- Data provided -
+-------+

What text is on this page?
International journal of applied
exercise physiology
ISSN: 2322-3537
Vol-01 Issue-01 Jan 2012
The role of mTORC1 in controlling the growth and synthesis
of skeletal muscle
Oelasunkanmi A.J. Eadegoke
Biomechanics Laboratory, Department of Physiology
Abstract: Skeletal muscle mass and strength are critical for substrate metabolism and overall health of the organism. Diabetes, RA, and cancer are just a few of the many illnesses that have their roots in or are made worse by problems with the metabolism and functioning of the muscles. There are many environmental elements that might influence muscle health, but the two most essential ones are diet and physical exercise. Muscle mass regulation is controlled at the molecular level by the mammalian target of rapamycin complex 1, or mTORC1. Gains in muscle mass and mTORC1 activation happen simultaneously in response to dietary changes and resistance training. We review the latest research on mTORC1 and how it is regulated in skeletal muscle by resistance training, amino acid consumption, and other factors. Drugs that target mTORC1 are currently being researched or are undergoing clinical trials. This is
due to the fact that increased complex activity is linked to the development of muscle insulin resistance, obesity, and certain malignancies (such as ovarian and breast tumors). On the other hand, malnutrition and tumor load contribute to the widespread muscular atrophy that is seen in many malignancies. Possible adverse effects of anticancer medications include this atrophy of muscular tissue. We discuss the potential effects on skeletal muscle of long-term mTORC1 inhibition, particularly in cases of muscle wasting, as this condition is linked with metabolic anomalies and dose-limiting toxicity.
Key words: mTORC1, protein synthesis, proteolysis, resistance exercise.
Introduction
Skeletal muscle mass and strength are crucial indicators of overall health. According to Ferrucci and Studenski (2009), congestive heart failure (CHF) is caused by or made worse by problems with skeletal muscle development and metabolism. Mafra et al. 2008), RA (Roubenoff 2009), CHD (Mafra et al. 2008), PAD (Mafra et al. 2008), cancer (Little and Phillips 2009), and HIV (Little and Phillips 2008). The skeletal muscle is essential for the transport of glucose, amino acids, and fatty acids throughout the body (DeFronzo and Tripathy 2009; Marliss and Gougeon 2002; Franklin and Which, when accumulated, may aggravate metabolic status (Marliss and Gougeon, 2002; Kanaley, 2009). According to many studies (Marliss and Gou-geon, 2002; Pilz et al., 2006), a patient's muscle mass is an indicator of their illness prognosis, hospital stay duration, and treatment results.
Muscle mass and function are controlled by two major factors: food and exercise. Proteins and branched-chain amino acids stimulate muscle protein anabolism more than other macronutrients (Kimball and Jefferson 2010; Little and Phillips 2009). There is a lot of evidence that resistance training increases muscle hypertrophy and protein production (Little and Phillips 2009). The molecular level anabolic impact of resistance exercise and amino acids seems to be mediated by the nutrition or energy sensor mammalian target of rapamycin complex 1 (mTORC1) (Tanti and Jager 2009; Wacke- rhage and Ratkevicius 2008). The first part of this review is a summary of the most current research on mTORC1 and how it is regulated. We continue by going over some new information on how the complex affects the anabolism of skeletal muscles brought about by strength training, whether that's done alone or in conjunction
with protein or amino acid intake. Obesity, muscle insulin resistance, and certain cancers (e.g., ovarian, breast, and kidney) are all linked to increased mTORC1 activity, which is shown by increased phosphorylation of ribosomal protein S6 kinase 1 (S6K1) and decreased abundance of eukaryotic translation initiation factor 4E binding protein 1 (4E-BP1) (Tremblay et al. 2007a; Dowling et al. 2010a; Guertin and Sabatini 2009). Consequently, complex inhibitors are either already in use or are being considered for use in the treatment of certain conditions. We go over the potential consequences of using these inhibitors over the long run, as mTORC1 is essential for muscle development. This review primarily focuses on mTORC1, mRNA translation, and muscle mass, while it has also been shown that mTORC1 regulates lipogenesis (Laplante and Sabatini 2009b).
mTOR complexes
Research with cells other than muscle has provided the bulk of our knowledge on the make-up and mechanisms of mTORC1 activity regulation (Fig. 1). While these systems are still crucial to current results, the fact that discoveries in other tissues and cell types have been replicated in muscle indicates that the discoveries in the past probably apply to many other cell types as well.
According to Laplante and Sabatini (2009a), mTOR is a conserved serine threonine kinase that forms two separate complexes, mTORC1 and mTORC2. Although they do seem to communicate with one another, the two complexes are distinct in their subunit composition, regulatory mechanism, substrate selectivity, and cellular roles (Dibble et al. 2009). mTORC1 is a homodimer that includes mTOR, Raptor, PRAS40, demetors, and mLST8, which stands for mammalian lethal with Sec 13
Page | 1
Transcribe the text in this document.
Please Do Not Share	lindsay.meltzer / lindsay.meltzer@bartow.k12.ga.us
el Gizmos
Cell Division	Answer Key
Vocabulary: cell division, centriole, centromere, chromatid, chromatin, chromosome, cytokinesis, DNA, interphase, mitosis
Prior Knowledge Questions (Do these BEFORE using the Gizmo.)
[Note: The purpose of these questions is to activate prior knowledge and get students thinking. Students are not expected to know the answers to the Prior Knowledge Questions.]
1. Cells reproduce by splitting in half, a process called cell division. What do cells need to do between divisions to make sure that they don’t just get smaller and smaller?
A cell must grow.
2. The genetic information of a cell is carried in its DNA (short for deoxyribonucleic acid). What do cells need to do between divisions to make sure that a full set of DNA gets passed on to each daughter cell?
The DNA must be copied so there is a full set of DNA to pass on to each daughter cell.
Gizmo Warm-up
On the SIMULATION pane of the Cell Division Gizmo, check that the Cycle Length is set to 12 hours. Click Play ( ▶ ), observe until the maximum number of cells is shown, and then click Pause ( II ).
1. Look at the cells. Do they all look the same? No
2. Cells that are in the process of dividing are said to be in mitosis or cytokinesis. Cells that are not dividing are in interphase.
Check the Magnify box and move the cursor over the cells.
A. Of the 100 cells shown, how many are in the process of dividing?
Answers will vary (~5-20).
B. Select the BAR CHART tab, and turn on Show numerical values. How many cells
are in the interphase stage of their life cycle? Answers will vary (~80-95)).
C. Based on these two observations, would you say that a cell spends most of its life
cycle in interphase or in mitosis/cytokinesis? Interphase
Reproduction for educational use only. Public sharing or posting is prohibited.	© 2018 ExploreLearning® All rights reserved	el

+-------+

- Task requirements -
Copy out the lines of the data where the word "What" can be found.

- Result -
What text is on this page?
1. Cells reproduce by splitting in half, a process called cell division. What do cells need to do between divisions to make sure that they don’t just get smaller and smaller?
2. The genetic information of a cell is carried in its DNA (short for deoxyribonucleic acid). What do cells need to do between divisions to make sure that a full set of DNA gets passed on to each daughter cell?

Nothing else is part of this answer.